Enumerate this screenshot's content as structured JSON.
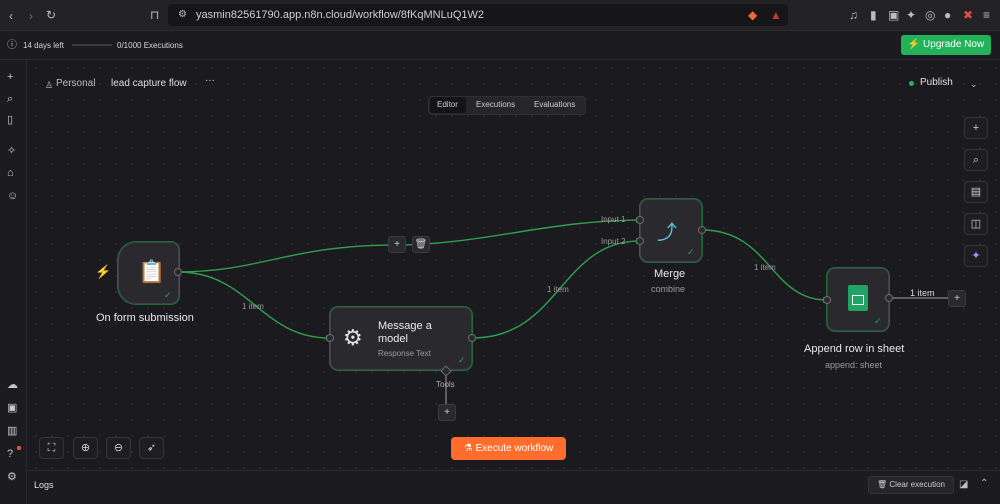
{
  "browser": {
    "url": "yasmin82561790.app.n8n.cloud/workflow/8fKqMNLuQ1W2"
  },
  "trial": {
    "days_left": "14 days left",
    "executions": "0/1000 Executions",
    "upgrade_label": "Upgrade Now"
  },
  "header": {
    "project": "Personal",
    "workflow_name": "lead capture flow",
    "more": "···",
    "publish": "Publish"
  },
  "tabs": [
    "Editor",
    "Executions",
    "Evaluations"
  ],
  "nodes": {
    "form": {
      "label": "On form submission"
    },
    "model": {
      "title_line1": "Message a",
      "title_line2": "model",
      "subtitle": "Response Text",
      "tools": "Tools"
    },
    "merge": {
      "label": "Merge",
      "subtitle": "combine",
      "input1": "Input 1",
      "input2": "Input 2"
    },
    "sheet": {
      "label": "Append row in sheet",
      "subtitle": "append: sheet"
    }
  },
  "edges": {
    "form_model": "1 item",
    "model_merge": "1 item",
    "merge_sheet": "1 item",
    "sheet_out": "1 item"
  },
  "execute_label": "Execute workflow",
  "logs": {
    "title": "Logs",
    "clear_label": "Clear execution"
  },
  "colors": {
    "accent_green": "#22b35a",
    "execute_orange": "#ff6d2d",
    "edge": "#2ea04f"
  }
}
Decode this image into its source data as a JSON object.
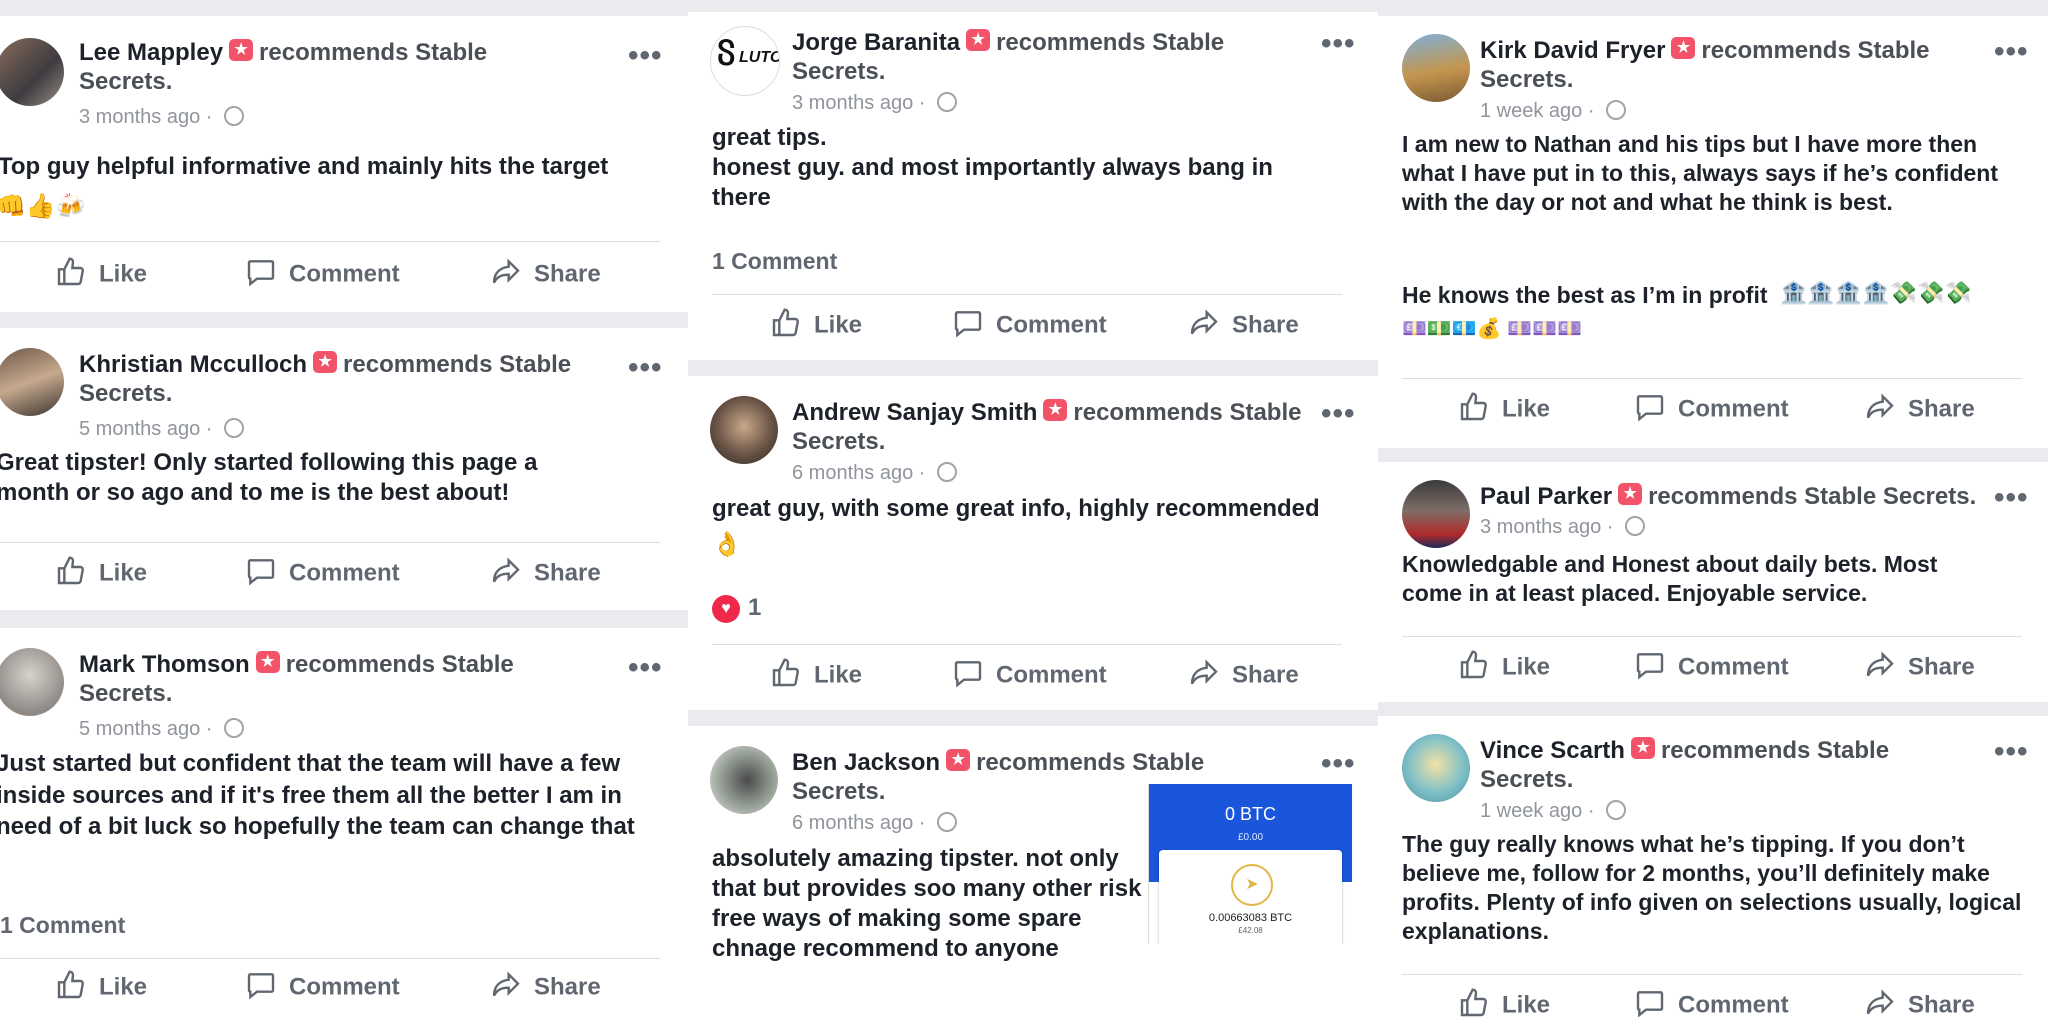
{
  "colors": {
    "background": "#e9ebee",
    "badge": "#f35369",
    "muted": "#90949c",
    "action": "#606770"
  },
  "recommend_suffix": "recommends Stable",
  "recommend_suffix_full": "recommends Stable Secrets.",
  "page_line2": "Secrets.",
  "actions": {
    "like": "Like",
    "comment": "Comment",
    "share": "Share"
  },
  "badge_icon": "star-icon",
  "columns": [
    {
      "reviews": [
        {
          "name": "Lee Mappley",
          "time": "3 months ago",
          "text": "Top guy helpful informative and mainly hits the target",
          "emoji": "👊👍🍻"
        },
        {
          "name": "Khristian Mcculloch",
          "time": "5 months ago",
          "text": "Great tipster! Only started following this page a month or so ago and to me is the best about!"
        },
        {
          "name": "Mark Thomson",
          "time": "5 months ago",
          "text": "Just started but confident that the team will have a few inside sources and if it's free them all the better I am in need of a bit luck so hopefully the team can change that",
          "comments": "1 Comment"
        }
      ]
    },
    {
      "reviews": [
        {
          "name": "Jorge Baranita",
          "time": "3 months ago",
          "text": "great tips.\nhonest guy. and most importantly always bang in there",
          "comments": "1 Comment",
          "avatar_text": "LUTO"
        },
        {
          "name": "Andrew Sanjay Smith",
          "time": "6 months ago",
          "text": "great guy, with some great info, highly recommended",
          "emoji": "👌",
          "reactions": "1"
        },
        {
          "name": "Ben Jackson",
          "time": "6 months ago",
          "text": "absolutely amazing tipster. not only that but provides soo many other risk free ways of making some spare chnage recommend to anyone",
          "attachment": {
            "balance": "0 BTC",
            "fiat": "£0.00",
            "amount": "0.00663083 BTC",
            "amount_fiat": "£42.08"
          }
        }
      ]
    },
    {
      "reviews": [
        {
          "name": "Kirk David Fryer",
          "time": "1 week ago",
          "text": "I am new to Nathan and his tips but I have more then what I have put in to this, always says if he’s confident with the day or not and what he think is best.",
          "text2": "He knows the best as I’m in profit",
          "emoji": "🏦🏦🏦🏦💸💸💸",
          "emoji2": "💷💵💶💰 💷💷💷"
        },
        {
          "name": "Paul Parker",
          "time": "3 months ago",
          "text": "Knowledgable and Honest about daily bets. Most come in at least placed.  Enjoyable service."
        },
        {
          "name": "Vince Scarth",
          "time": "1 week ago",
          "text": "The guy really knows what he’s tipping. If you don’t believe me, follow for 2 months, you’ll definitely make profits. Plenty of info given on selections usually, logical explanations."
        }
      ]
    }
  ]
}
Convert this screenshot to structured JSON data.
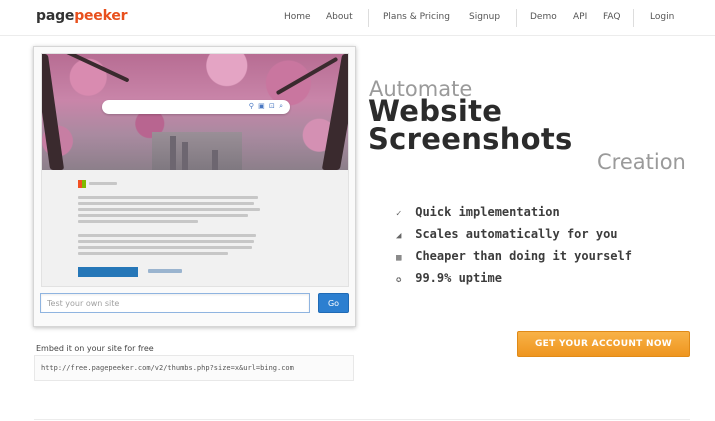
{
  "header": {
    "logo_part1": "page",
    "logo_part2": "peeker",
    "nav": {
      "home": "Home",
      "about": "About",
      "plans": "Plans & Pricing",
      "signup": "Signup",
      "demo": "Demo",
      "api": "API",
      "faq": "FAQ",
      "login": "Login"
    }
  },
  "preview": {
    "input_placeholder": "Test your own site",
    "go_label": "Go"
  },
  "embed": {
    "label": "Embed it on your site for free",
    "code": "http://free.pagepeeker.com/v2/thumbs.php?size=x&url=bing.com"
  },
  "hero": {
    "automate": "Automate",
    "website": "Website",
    "screenshots": "Screenshots",
    "creation": "Creation"
  },
  "features": [
    {
      "icon": "pencil-icon",
      "glyph": "✓",
      "text": "Quick implementation"
    },
    {
      "icon": "chart-icon",
      "glyph": "◢",
      "text": "Scales automatically for you"
    },
    {
      "icon": "grid-icon",
      "glyph": "▦",
      "text": "Cheaper than doing it yourself"
    },
    {
      "icon": "gear-icon",
      "glyph": "✪",
      "text": "99.9% uptime"
    }
  ],
  "cta_label": "GET YOUR ACCOUNT NOW",
  "colors": {
    "brand_orange": "#e8501d",
    "cta_orange": "#f0a030",
    "go_blue": "#2c7fd0"
  }
}
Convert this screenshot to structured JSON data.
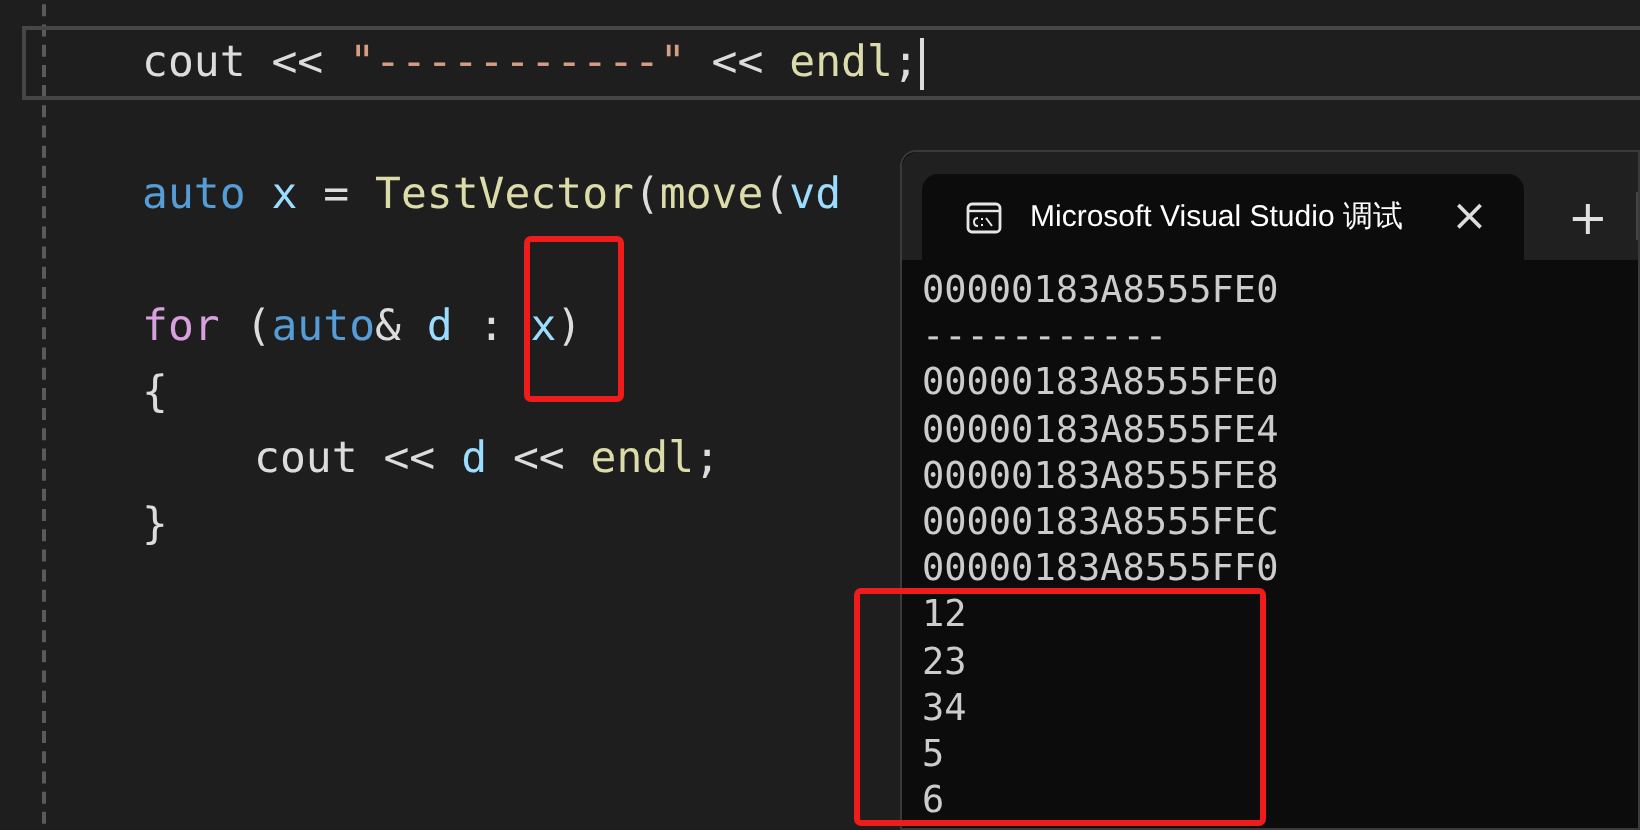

• • • •

- [TASK PROMPT]: Leave out every line without the string "that" and copy the rest.

- [CORRECT RESPONSE]:
          "text": "Just started but confident that the team will have a few inside sources and if it's free them all the better I am in need of a bit luck so hopefully the team can change that",
          "text": "absolutely amazing tipster. not only that but provides soo many other risk free ways of making some spare chnage recommend to anyone",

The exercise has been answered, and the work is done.